▽

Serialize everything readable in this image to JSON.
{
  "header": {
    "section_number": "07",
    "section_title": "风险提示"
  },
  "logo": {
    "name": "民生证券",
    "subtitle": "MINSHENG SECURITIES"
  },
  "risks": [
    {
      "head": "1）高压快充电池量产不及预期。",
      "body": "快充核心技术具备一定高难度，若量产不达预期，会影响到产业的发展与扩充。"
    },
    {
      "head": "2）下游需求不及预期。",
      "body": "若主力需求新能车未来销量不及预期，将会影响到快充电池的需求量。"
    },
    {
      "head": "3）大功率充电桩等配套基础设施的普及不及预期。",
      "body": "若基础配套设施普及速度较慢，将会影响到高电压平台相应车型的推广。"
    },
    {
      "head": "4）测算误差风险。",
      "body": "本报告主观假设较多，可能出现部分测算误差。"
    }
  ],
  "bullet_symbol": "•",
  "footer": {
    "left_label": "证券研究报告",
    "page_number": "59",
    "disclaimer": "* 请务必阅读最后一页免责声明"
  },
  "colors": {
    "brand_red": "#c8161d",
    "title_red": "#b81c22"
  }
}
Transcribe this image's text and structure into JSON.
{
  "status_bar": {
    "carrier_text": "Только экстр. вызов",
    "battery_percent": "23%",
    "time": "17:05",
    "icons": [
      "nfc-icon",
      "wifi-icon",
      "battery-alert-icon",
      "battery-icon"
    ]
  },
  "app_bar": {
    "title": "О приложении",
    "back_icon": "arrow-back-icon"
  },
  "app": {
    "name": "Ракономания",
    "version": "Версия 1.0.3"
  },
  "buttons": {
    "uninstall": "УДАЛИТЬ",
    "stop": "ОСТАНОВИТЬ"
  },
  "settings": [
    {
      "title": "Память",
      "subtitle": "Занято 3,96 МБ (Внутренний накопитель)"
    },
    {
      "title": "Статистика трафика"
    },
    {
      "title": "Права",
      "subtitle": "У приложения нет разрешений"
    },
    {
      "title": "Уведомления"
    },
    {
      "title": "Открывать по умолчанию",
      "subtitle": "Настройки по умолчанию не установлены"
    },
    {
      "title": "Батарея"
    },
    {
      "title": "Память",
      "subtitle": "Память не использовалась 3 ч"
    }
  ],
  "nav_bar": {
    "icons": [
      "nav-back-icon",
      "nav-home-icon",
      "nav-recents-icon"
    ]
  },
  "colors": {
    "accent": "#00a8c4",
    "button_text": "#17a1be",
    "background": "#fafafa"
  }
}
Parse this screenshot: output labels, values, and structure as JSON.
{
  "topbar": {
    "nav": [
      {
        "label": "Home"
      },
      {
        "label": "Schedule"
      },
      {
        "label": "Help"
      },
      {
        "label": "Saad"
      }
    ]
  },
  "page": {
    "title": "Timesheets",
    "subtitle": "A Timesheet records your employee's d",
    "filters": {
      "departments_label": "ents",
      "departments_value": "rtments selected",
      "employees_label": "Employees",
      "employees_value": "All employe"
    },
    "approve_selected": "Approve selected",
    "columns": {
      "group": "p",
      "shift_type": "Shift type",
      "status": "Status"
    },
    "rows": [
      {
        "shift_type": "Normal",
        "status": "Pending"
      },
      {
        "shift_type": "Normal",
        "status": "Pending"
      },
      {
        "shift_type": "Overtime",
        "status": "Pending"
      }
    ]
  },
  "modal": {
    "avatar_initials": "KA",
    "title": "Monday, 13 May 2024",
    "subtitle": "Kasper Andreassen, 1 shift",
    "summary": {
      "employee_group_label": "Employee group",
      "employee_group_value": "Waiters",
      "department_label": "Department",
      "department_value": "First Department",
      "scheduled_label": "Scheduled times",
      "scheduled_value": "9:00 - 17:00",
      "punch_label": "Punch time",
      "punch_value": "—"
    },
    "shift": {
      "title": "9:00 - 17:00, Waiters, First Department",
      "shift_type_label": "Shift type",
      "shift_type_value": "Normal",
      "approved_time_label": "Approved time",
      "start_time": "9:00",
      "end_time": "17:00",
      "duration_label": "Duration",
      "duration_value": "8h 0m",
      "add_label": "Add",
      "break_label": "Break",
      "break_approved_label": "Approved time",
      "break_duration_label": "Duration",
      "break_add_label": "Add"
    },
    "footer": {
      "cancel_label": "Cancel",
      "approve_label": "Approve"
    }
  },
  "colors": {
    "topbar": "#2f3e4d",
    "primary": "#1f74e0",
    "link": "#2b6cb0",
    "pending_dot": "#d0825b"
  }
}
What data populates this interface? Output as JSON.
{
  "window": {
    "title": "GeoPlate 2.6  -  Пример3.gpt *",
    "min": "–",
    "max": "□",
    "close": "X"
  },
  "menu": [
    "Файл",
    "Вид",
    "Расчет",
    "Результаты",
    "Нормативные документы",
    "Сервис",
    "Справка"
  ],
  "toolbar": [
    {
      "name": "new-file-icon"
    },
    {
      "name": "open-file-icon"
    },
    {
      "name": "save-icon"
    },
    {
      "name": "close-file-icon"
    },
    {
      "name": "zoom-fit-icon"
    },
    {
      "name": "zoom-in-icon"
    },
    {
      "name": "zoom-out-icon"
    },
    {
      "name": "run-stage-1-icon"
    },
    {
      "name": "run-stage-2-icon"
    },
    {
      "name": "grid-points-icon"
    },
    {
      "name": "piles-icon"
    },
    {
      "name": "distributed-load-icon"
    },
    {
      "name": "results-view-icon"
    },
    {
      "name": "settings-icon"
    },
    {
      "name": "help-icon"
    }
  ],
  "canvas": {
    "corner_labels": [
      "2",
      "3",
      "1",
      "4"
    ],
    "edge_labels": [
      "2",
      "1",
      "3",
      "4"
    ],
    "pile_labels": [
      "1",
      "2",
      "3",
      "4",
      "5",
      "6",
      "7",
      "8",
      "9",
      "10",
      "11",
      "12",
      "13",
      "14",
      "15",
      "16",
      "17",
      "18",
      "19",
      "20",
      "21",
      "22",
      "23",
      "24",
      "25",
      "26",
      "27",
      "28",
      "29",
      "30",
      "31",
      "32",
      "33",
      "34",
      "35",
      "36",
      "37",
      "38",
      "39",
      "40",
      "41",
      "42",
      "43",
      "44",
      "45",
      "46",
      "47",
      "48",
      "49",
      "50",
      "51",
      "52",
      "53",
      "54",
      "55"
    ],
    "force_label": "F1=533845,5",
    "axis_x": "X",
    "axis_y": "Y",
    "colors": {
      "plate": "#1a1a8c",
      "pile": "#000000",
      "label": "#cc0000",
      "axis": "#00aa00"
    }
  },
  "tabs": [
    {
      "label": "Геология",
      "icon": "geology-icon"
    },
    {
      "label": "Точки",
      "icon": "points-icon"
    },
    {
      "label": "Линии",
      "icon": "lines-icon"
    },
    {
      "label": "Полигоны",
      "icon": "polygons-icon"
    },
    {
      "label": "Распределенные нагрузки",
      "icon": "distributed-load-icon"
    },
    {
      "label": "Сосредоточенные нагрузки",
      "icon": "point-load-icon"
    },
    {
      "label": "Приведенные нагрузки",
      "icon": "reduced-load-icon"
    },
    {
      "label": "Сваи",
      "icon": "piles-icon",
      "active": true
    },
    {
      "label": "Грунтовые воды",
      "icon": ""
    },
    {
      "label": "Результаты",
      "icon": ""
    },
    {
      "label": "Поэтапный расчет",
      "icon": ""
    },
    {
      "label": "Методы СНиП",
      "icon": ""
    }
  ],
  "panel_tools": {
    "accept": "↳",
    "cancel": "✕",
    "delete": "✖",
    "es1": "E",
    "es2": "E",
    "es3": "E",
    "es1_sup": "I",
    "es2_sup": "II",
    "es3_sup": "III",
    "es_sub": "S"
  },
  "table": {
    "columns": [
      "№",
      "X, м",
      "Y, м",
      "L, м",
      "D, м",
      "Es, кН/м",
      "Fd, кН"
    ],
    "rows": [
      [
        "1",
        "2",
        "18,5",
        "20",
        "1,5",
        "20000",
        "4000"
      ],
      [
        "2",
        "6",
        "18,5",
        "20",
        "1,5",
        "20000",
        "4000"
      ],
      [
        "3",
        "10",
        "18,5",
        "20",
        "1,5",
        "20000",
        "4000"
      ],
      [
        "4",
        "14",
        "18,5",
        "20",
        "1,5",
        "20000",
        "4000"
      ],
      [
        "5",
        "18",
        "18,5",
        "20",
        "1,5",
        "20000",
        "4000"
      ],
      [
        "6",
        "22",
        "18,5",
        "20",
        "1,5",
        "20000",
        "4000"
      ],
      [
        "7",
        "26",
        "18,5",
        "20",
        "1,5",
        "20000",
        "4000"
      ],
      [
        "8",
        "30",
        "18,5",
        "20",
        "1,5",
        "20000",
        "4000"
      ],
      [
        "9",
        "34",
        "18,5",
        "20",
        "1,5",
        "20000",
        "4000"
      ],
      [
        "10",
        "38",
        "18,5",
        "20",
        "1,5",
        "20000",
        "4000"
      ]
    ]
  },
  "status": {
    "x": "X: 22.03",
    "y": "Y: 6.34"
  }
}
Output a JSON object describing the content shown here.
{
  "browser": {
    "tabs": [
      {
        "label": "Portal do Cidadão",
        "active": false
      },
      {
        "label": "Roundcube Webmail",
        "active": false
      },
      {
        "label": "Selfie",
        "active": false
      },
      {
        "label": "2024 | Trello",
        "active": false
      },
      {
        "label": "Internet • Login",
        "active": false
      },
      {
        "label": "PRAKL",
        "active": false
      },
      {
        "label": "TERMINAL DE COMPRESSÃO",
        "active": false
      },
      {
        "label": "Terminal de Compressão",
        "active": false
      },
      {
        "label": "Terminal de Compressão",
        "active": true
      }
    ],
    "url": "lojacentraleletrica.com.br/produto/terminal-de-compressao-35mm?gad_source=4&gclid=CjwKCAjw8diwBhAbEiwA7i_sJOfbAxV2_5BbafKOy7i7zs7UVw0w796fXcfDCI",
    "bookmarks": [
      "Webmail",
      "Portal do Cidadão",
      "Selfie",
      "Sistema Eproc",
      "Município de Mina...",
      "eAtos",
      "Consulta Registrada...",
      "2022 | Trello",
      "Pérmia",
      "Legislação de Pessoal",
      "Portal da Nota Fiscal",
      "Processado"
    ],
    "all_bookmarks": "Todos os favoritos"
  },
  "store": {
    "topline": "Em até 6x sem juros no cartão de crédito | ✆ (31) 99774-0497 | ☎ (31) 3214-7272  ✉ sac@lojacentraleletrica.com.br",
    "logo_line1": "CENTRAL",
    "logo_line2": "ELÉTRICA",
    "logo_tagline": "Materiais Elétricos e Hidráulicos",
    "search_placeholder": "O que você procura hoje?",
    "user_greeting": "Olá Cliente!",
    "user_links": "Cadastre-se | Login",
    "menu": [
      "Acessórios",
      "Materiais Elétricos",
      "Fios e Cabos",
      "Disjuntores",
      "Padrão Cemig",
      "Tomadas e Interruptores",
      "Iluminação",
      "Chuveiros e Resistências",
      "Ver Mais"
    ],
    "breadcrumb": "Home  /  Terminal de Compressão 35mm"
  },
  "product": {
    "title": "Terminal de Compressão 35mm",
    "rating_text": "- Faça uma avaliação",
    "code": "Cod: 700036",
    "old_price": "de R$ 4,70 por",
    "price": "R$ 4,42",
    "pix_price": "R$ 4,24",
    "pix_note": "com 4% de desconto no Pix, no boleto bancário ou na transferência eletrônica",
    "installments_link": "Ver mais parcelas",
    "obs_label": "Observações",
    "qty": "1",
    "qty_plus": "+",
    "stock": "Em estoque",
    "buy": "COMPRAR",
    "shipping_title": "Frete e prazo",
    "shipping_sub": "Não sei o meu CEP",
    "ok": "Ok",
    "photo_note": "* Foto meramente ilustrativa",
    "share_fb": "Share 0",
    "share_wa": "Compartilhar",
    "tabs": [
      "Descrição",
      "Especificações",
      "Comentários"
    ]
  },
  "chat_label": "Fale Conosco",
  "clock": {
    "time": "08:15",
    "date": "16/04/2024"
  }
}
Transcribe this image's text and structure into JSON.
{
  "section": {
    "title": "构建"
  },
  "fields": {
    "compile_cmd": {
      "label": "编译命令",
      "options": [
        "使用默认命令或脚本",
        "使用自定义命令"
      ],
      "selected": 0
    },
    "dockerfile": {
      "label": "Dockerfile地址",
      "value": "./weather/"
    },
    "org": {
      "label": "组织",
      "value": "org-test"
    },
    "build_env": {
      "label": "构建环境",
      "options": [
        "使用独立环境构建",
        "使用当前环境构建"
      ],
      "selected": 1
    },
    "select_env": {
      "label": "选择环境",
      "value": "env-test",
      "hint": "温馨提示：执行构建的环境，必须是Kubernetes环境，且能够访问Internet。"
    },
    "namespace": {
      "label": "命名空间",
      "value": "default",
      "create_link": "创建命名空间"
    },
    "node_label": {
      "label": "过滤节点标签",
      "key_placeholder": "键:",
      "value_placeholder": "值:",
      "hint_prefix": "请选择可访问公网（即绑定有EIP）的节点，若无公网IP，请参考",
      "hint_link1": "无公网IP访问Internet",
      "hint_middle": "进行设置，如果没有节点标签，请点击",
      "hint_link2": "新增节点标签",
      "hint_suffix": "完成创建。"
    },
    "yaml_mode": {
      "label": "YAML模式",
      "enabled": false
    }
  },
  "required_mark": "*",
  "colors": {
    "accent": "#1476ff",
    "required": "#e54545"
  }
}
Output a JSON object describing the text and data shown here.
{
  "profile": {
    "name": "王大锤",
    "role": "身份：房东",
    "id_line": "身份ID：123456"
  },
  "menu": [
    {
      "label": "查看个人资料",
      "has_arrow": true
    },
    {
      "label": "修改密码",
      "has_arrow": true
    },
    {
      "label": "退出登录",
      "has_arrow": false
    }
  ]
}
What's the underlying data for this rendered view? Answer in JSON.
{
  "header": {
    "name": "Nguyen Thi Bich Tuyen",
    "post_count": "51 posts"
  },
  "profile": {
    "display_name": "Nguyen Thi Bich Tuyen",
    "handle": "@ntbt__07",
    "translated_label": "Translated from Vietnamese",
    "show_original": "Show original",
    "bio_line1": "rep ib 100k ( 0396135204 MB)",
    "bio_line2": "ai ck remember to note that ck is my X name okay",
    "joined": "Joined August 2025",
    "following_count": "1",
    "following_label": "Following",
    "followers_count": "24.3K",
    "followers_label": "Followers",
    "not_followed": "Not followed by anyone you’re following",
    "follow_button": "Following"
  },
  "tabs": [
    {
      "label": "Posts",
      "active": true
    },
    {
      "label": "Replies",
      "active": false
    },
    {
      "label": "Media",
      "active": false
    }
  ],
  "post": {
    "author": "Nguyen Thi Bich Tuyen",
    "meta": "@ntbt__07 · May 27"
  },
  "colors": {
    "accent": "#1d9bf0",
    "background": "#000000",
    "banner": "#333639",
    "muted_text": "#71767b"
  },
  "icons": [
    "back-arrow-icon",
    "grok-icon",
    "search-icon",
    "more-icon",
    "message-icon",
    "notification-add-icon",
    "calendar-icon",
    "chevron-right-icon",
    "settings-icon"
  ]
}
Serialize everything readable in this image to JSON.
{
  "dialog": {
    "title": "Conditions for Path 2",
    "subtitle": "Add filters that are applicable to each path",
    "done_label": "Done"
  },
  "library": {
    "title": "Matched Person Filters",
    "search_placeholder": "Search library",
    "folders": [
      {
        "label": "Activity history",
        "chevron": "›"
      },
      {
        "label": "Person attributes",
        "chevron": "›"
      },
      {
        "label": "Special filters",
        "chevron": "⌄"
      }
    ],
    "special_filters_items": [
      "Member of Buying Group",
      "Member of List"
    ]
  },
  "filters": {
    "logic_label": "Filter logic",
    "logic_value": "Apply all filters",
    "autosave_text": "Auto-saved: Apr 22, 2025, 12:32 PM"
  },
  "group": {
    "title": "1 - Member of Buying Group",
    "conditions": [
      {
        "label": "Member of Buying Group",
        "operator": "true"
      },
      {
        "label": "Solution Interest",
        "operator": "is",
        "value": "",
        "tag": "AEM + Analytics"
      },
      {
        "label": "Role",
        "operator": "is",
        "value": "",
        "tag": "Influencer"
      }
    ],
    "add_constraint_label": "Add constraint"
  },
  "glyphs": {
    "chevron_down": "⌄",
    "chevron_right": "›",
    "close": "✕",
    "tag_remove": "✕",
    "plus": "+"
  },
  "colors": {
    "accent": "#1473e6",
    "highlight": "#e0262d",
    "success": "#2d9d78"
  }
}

△

Exercise details
Tally the lines above containing "load". Answer with the count only.

Task result
4